Find each line holding the word "region" and give the number of such lines, nothing else.

[Part of a data file]
◇ ◇ ◇

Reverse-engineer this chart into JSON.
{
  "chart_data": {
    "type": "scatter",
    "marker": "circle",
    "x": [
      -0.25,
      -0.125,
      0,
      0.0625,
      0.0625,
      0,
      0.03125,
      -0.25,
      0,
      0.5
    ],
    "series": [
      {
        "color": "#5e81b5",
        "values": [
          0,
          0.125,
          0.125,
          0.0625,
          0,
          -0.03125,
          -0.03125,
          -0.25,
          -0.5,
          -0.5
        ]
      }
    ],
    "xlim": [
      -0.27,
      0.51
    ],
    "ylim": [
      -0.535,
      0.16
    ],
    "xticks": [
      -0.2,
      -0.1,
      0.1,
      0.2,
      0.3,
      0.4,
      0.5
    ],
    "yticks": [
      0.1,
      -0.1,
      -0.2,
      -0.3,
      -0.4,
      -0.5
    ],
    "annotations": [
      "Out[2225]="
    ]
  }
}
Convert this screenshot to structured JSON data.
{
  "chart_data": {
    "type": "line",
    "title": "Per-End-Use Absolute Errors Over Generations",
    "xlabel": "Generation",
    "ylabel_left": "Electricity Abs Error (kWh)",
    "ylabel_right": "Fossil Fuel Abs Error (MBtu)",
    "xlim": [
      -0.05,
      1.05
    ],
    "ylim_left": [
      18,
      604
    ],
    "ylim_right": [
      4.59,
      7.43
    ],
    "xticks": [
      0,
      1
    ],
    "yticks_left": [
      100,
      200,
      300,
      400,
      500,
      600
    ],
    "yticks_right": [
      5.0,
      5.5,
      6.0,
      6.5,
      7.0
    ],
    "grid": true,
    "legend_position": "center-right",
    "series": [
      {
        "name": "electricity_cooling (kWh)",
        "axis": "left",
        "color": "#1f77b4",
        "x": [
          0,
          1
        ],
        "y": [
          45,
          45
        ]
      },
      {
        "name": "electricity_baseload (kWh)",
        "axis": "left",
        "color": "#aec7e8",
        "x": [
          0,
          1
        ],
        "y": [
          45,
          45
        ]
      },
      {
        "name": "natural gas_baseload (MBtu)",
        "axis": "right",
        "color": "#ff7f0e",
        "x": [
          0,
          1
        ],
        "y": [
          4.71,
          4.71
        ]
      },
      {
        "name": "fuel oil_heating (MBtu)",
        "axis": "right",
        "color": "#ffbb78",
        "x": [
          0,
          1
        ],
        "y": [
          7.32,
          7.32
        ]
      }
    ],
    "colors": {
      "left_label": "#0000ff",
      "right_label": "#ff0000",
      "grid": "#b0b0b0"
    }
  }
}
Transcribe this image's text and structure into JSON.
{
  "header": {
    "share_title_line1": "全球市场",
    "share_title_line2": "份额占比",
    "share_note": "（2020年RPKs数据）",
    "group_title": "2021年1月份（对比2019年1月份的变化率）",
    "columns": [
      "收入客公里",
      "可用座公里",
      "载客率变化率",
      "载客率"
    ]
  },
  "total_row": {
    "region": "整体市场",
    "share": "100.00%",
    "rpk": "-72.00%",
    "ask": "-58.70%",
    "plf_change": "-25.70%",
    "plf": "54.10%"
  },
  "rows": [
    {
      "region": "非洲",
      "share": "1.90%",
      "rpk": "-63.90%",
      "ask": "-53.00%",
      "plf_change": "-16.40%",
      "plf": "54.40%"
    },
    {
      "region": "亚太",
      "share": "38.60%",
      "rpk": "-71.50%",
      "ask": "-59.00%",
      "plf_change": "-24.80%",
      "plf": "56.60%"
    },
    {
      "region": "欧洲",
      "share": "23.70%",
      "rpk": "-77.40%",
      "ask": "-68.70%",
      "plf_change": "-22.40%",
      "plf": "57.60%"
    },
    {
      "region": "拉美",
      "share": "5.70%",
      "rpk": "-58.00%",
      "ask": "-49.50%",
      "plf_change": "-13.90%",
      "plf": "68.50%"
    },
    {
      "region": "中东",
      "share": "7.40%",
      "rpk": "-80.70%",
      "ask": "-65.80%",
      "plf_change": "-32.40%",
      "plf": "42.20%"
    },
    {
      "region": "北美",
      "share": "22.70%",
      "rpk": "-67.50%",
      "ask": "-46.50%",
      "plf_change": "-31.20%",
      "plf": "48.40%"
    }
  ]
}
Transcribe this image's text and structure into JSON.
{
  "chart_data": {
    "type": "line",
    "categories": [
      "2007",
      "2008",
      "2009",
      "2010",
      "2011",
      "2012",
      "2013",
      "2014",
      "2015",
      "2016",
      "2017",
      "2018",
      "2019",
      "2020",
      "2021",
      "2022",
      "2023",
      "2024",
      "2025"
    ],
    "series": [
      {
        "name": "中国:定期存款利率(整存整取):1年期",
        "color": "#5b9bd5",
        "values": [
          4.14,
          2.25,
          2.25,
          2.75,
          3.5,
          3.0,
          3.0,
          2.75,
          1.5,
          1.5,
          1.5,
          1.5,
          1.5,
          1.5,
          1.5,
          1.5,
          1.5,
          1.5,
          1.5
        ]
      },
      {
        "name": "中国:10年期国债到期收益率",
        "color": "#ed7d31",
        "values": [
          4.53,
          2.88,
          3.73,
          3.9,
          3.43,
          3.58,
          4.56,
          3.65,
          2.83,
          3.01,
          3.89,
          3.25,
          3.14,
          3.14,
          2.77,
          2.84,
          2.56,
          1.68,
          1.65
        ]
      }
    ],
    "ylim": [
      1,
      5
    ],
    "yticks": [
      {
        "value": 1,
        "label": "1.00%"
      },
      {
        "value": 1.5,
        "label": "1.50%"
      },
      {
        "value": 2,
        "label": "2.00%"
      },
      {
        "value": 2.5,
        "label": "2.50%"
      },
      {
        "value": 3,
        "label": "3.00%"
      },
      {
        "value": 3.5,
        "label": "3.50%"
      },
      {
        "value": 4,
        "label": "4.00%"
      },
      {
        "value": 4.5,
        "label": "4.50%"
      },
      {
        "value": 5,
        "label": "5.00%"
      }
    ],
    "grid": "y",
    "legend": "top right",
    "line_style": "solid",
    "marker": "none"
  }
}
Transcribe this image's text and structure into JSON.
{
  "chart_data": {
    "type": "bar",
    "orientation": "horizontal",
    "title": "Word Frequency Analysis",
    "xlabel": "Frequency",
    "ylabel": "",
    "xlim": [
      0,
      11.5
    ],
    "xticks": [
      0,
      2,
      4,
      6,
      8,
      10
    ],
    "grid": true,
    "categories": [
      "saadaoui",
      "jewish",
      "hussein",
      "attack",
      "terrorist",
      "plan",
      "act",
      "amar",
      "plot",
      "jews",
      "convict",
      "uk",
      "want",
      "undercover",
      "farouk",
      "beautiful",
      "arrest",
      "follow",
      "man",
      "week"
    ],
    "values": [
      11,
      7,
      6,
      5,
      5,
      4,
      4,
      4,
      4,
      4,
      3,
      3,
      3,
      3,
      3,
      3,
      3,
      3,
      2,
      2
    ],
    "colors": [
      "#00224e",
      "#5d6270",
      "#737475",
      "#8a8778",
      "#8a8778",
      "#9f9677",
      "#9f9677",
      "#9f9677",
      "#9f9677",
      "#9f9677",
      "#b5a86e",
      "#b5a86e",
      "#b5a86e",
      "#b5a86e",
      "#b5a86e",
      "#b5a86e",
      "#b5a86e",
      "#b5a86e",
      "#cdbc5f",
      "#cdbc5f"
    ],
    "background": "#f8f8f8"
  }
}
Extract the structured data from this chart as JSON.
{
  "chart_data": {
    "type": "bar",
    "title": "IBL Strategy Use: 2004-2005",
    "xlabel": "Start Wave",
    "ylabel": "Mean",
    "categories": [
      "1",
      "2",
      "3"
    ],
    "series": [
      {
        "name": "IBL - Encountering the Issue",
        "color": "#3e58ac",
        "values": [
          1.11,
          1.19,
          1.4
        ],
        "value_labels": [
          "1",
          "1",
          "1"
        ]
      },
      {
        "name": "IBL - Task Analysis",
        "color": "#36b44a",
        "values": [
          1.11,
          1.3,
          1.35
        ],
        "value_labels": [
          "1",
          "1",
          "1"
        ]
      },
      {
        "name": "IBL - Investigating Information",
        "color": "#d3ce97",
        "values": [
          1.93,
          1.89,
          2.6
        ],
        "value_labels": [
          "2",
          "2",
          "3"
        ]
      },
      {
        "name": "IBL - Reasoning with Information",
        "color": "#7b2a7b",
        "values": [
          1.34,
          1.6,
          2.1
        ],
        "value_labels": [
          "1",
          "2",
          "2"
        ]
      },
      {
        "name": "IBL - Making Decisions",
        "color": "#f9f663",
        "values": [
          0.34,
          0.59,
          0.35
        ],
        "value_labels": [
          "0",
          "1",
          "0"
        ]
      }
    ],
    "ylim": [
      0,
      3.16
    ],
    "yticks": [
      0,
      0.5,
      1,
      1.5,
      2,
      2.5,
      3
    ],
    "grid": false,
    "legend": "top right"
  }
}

◇ ◇ ◇

## WRITTEN RESPONSE:
7